** Task inputs **
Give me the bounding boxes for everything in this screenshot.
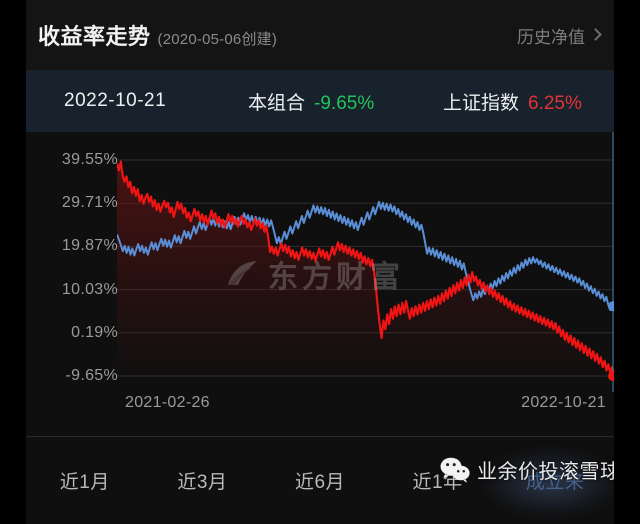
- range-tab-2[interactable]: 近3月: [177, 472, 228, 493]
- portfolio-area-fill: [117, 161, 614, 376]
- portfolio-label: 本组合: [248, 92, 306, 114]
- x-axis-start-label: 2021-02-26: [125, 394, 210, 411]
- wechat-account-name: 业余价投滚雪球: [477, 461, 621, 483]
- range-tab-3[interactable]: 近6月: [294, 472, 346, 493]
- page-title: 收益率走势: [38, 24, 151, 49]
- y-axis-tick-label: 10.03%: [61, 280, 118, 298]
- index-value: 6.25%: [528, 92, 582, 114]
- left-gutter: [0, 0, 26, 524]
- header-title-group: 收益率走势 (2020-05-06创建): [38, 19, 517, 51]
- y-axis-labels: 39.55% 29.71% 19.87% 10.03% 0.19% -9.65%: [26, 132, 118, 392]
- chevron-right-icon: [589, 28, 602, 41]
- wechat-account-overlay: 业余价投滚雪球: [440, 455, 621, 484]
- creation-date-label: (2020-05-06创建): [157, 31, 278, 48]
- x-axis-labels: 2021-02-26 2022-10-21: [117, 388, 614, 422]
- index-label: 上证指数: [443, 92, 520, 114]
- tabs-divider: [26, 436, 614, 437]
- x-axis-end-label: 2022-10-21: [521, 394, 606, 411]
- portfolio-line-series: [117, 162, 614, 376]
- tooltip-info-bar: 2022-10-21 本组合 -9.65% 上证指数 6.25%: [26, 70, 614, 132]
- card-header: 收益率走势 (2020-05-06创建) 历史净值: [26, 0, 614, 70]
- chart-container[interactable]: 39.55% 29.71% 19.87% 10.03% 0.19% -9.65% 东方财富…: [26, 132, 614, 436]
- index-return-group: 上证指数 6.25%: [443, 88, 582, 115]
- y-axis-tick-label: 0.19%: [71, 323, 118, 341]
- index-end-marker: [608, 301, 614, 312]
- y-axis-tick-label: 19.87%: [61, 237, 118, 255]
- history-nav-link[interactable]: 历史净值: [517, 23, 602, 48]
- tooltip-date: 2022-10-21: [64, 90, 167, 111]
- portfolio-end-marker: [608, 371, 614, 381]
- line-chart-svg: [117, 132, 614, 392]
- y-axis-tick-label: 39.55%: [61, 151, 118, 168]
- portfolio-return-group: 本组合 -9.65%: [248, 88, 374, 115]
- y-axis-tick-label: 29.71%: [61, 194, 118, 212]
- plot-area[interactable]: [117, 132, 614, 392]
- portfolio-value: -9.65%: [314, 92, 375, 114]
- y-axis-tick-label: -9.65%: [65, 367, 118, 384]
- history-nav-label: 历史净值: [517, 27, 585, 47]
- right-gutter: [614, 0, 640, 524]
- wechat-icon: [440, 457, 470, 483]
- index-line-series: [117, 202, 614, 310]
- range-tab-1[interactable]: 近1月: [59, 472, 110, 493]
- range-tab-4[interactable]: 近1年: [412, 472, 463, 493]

** The request **
Copy the material from the line with "- range-tab-2[interactable]: 近3月: [177, 472, 228, 493]" up to and including the line with "- tooltip-info-bar: 2022-10-21", with no changes.

** Response to the task **
- range-tab-2[interactable]: 近3月: [177, 472, 228, 493]
- portfolio-area-fill: [117, 161, 614, 376]
- portfolio-label: 本组合: [248, 92, 306, 114]
- x-axis-start-label: 2021-02-26: [125, 394, 210, 411]
- wechat-account-name: 业余价投滚雪球: [477, 461, 621, 483]
- range-tab-3[interactable]: 近6月: [294, 472, 346, 493]
- page-title: 收益率走势: [38, 24, 151, 49]
- y-axis-tick-label: 10.03%: [61, 280, 118, 298]
- index-value: 6.25%: [528, 92, 582, 114]
- left-gutter: [0, 0, 26, 524]
- header-title-group: 收益率走势 (2020-05-06创建): [38, 19, 517, 51]
- y-axis-labels: 39.55% 29.71% 19.87% 10.03% 0.19% -9.65%: [26, 132, 118, 392]
- chevron-right-icon: [589, 28, 602, 41]
- wechat-account-overlay: 业余价投滚雪球: [440, 455, 621, 484]
- creation-date-label: (2020-05-06创建): [157, 31, 278, 48]
- x-axis-labels: 2021-02-26 2022-10-21: [117, 388, 614, 422]
- index-label: 上证指数: [443, 92, 520, 114]
- tabs-divider: [26, 436, 614, 437]
- x-axis-end-label: 2022-10-21: [521, 394, 606, 411]
- portfolio-line-series: [117, 162, 614, 376]
- tooltip-info-bar: 2022-10-21 本组合 -9.65% 上证指数 6.25%: [26, 70, 614, 132]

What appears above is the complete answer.